_STATED TASK_
Copy out, from the entries below, each line holding the string "color".
++++ GIVEN DATA ++++
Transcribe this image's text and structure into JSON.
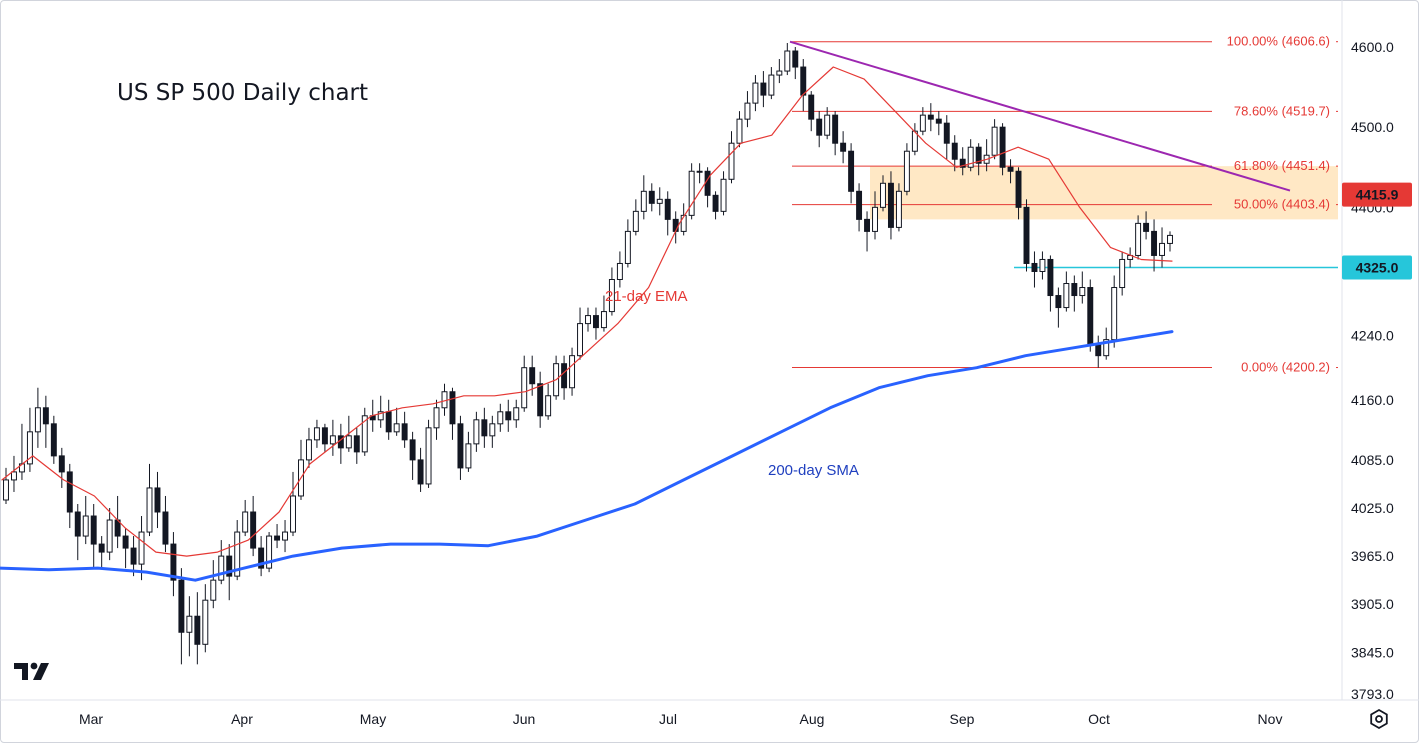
{
  "chart_data": {
    "type": "candlestick",
    "title": "US SP 500 Daily chart",
    "y_axis": {
      "ticks": [
        4600.0,
        4500.0,
        4400.0,
        4325.0,
        4240.0,
        4160.0,
        4085.0,
        4025.0,
        3965.0,
        3905.0,
        3845.0,
        3793.0
      ],
      "tick_labels": [
        "4600.0",
        "4500.0",
        "4400.0",
        "4325.0",
        "4240.0",
        "4160.0",
        "4085.0",
        "4025.0",
        "3965.0",
        "3905.0",
        "3845.0",
        "3793.0"
      ],
      "ylim": [
        3790,
        4630
      ]
    },
    "x_axis": {
      "labels": [
        "Mar",
        "Apr",
        "May",
        "Jun",
        "Jul",
        "Aug",
        "Sep",
        "Oct",
        "Nov"
      ]
    },
    "price_markers": [
      {
        "label": "4415.9",
        "value": 4415.9,
        "color": "#e53935"
      },
      {
        "label": "4325.0",
        "value": 4325.0,
        "color": "#26c6da"
      }
    ],
    "fibonacci": [
      {
        "label": "100.00% (4606.6)",
        "value": 4606.6
      },
      {
        "label": "78.60% (4519.7)",
        "value": 4519.7
      },
      {
        "label": "61.80% (4451.4)",
        "value": 4451.4
      },
      {
        "label": "50.00% (4403.4)",
        "value": 4403.4
      },
      {
        "label": "0.00% (4200.2)",
        "value": 4200.2
      }
    ],
    "resistance_zone": {
      "from": 4385,
      "to": 4451.4
    },
    "support_level": 4325.0,
    "trendline": {
      "from_value": 4606.6,
      "to_value": 4415.9,
      "color": "#9c27b0"
    },
    "series": [
      {
        "name": "21-day EMA",
        "color": "#e53935",
        "values": [
          4060,
          4090,
          4060,
          4040,
          4000,
          3970,
          3965,
          3970,
          3985,
          4020,
          4080,
          4110,
          4140,
          4150,
          4155,
          4165,
          4165,
          4170,
          4185,
          4220,
          4255,
          4300,
          4380,
          4440,
          4480,
          4490,
          4540,
          4575,
          4560,
          4520,
          4480,
          4450,
          4460,
          4475,
          4460,
          4400,
          4350,
          4335,
          4333
        ]
      },
      {
        "name": "200-day SMA",
        "color": "#2962ff",
        "values": [
          3950,
          3948,
          3950,
          3945,
          3935,
          3950,
          3965,
          3975,
          3980,
          3980,
          3978,
          3990,
          4010,
          4030,
          4060,
          4090,
          4120,
          4150,
          4175,
          4190,
          4200,
          4215,
          4225,
          4235,
          4245
        ]
      }
    ],
    "candles": [
      [
        4035,
        4060,
        4030,
        4075
      ],
      [
        4060,
        4070,
        4045,
        4090
      ],
      [
        4070,
        4080,
        4060,
        4130
      ],
      [
        4080,
        4120,
        4070,
        4150
      ],
      [
        4120,
        4150,
        4100,
        4175
      ],
      [
        4150,
        4130,
        4100,
        4165
      ],
      [
        4130,
        4090,
        4080,
        4140
      ],
      [
        4090,
        4070,
        4050,
        4100
      ],
      [
        4070,
        4020,
        4000,
        4080
      ],
      [
        4020,
        3990,
        3960,
        4030
      ],
      [
        3990,
        4015,
        3980,
        4040
      ],
      [
        4015,
        3980,
        3950,
        4030
      ],
      [
        3980,
        3970,
        3950,
        3990
      ],
      [
        3970,
        4010,
        3960,
        4025
      ],
      [
        4010,
        3990,
        3975,
        4040
      ],
      [
        3990,
        3975,
        3950,
        4000
      ],
      [
        3975,
        3955,
        3940,
        3990
      ],
      [
        3955,
        3995,
        3935,
        4015
      ],
      [
        3995,
        4050,
        3990,
        4080
      ],
      [
        4050,
        4020,
        4000,
        4070
      ],
      [
        4020,
        3980,
        3970,
        4040
      ],
      [
        3980,
        3935,
        3915,
        3995
      ],
      [
        3935,
        3870,
        3830,
        3950
      ],
      [
        3870,
        3890,
        3840,
        3915
      ],
      [
        3890,
        3855,
        3830,
        3920
      ],
      [
        3855,
        3910,
        3845,
        3930
      ],
      [
        3910,
        3935,
        3900,
        3960
      ],
      [
        3935,
        3965,
        3930,
        3985
      ],
      [
        3965,
        3940,
        3910,
        3980
      ],
      [
        3940,
        3995,
        3935,
        4010
      ],
      [
        3995,
        4020,
        3990,
        4035
      ],
      [
        4020,
        3975,
        3965,
        4040
      ],
      [
        3975,
        3950,
        3940,
        3990
      ],
      [
        3950,
        3990,
        3945,
        3995
      ],
      [
        3990,
        3985,
        3975,
        4005
      ],
      [
        3985,
        3995,
        3970,
        4010
      ],
      [
        3995,
        4040,
        3990,
        4070
      ],
      [
        4040,
        4085,
        4035,
        4110
      ],
      [
        4085,
        4110,
        4075,
        4125
      ],
      [
        4110,
        4125,
        4100,
        4135
      ],
      [
        4125,
        4105,
        4095,
        4130
      ],
      [
        4105,
        4115,
        4090,
        4135
      ],
      [
        4115,
        4100,
        4080,
        4130
      ],
      [
        4100,
        4115,
        4095,
        4140
      ],
      [
        4115,
        4095,
        4080,
        4125
      ],
      [
        4095,
        4140,
        4090,
        4150
      ],
      [
        4140,
        4135,
        4120,
        4160
      ],
      [
        4135,
        4145,
        4125,
        4165
      ],
      [
        4145,
        4120,
        4110,
        4160
      ],
      [
        4120,
        4130,
        4115,
        4150
      ],
      [
        4130,
        4110,
        4100,
        4145
      ],
      [
        4110,
        4085,
        4060,
        4120
      ],
      [
        4085,
        4055,
        4045,
        4100
      ],
      [
        4055,
        4125,
        4050,
        4135
      ],
      [
        4125,
        4150,
        4110,
        4160
      ],
      [
        4150,
        4170,
        4140,
        4180
      ],
      [
        4170,
        4130,
        4110,
        4175
      ],
      [
        4130,
        4075,
        4060,
        4140
      ],
      [
        4075,
        4105,
        4070,
        4120
      ],
      [
        4105,
        4135,
        4095,
        4145
      ],
      [
        4135,
        4115,
        4100,
        4150
      ],
      [
        4115,
        4130,
        4100,
        4140
      ],
      [
        4130,
        4145,
        4120,
        4155
      ],
      [
        4145,
        4135,
        4120,
        4160
      ],
      [
        4135,
        4150,
        4125,
        4160
      ],
      [
        4150,
        4200,
        4145,
        4215
      ],
      [
        4200,
        4180,
        4165,
        4215
      ],
      [
        4180,
        4140,
        4125,
        4195
      ],
      [
        4140,
        4165,
        4135,
        4180
      ],
      [
        4165,
        4205,
        4160,
        4215
      ],
      [
        4205,
        4175,
        4160,
        4215
      ],
      [
        4175,
        4215,
        4165,
        4225
      ],
      [
        4215,
        4255,
        4210,
        4275
      ],
      [
        4255,
        4265,
        4245,
        4275
      ],
      [
        4265,
        4250,
        4235,
        4275
      ],
      [
        4250,
        4270,
        4245,
        4290
      ],
      [
        4270,
        4310,
        4265,
        4325
      ],
      [
        4310,
        4330,
        4300,
        4345
      ],
      [
        4330,
        4370,
        4325,
        4385
      ],
      [
        4370,
        4395,
        4365,
        4410
      ],
      [
        4395,
        4420,
        4385,
        4440
      ],
      [
        4420,
        4405,
        4395,
        4430
      ],
      [
        4405,
        4410,
        4390,
        4425
      ],
      [
        4410,
        4385,
        4365,
        4420
      ],
      [
        4385,
        4370,
        4355,
        4395
      ],
      [
        4370,
        4390,
        4365,
        4405
      ],
      [
        4390,
        4445,
        4385,
        4455
      ],
      [
        4445,
        4445,
        4430,
        4455
      ],
      [
        4445,
        4415,
        4400,
        4450
      ],
      [
        4415,
        4395,
        4385,
        4420
      ],
      [
        4395,
        4435,
        4390,
        4445
      ],
      [
        4435,
        4480,
        4430,
        4495
      ],
      [
        4480,
        4510,
        4475,
        4520
      ],
      [
        4510,
        4530,
        4500,
        4545
      ],
      [
        4530,
        4555,
        4520,
        4565
      ],
      [
        4555,
        4540,
        4525,
        4570
      ],
      [
        4540,
        4565,
        4535,
        4575
      ],
      [
        4565,
        4570,
        4555,
        4585
      ],
      [
        4570,
        4595,
        4565,
        4605
      ],
      [
        4595,
        4575,
        4560,
        4600
      ],
      [
        4575,
        4540,
        4520,
        4585
      ],
      [
        4540,
        4510,
        4495,
        4545
      ],
      [
        4510,
        4490,
        4475,
        4520
      ],
      [
        4490,
        4515,
        4485,
        4525
      ],
      [
        4515,
        4480,
        4465,
        4520
      ],
      [
        4480,
        4470,
        4455,
        4495
      ],
      [
        4470,
        4420,
        4405,
        4480
      ],
      [
        4420,
        4385,
        4370,
        4430
      ],
      [
        4385,
        4370,
        4345,
        4395
      ],
      [
        4370,
        4400,
        4360,
        4420
      ],
      [
        4400,
        4430,
        4395,
        4440
      ],
      [
        4430,
        4375,
        4360,
        4445
      ],
      [
        4375,
        4420,
        4370,
        4430
      ],
      [
        4420,
        4470,
        4415,
        4480
      ],
      [
        4470,
        4495,
        4465,
        4505
      ],
      [
        4495,
        4515,
        4490,
        4525
      ],
      [
        4515,
        4510,
        4495,
        4530
      ],
      [
        4510,
        4505,
        4490,
        4520
      ],
      [
        4505,
        4480,
        4460,
        4515
      ],
      [
        4480,
        4460,
        4445,
        4490
      ],
      [
        4460,
        4450,
        4440,
        4475
      ],
      [
        4450,
        4475,
        4445,
        4485
      ],
      [
        4475,
        4455,
        4440,
        4480
      ],
      [
        4455,
        4465,
        4445,
        4485
      ],
      [
        4465,
        4500,
        4460,
        4510
      ],
      [
        4500,
        4450,
        4440,
        4505
      ],
      [
        4450,
        4445,
        4430,
        4460
      ],
      [
        4445,
        4400,
        4385,
        4450
      ],
      [
        4400,
        4330,
        4320,
        4410
      ],
      [
        4330,
        4320,
        4300,
        4345
      ],
      [
        4320,
        4335,
        4310,
        4345
      ],
      [
        4335,
        4290,
        4270,
        4340
      ],
      [
        4290,
        4275,
        4250,
        4300
      ],
      [
        4275,
        4305,
        4270,
        4320
      ],
      [
        4305,
        4290,
        4270,
        4315
      ],
      [
        4290,
        4300,
        4280,
        4320
      ],
      [
        4300,
        4230,
        4220,
        4310
      ],
      [
        4230,
        4215,
        4200,
        4240
      ],
      [
        4215,
        4235,
        4210,
        4250
      ],
      [
        4235,
        4300,
        4225,
        4315
      ],
      [
        4300,
        4335,
        4290,
        4345
      ],
      [
        4335,
        4340,
        4325,
        4350
      ],
      [
        4340,
        4380,
        4335,
        4390
      ],
      [
        4380,
        4370,
        4360,
        4395
      ],
      [
        4370,
        4340,
        4320,
        4385
      ],
      [
        4340,
        4355,
        4325,
        4375
      ],
      [
        4355,
        4365,
        4345,
        4370
      ]
    ]
  },
  "ui": {
    "settings_icon": "gear-icon",
    "logo": "tradingview-logo"
  }
}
++++
_RESPONSE_
        "color": "#e53935"
        "color": "#26c6da"
      "color": "#9c27b0"
        "color": "#e53935",
        "color": "#2962ff",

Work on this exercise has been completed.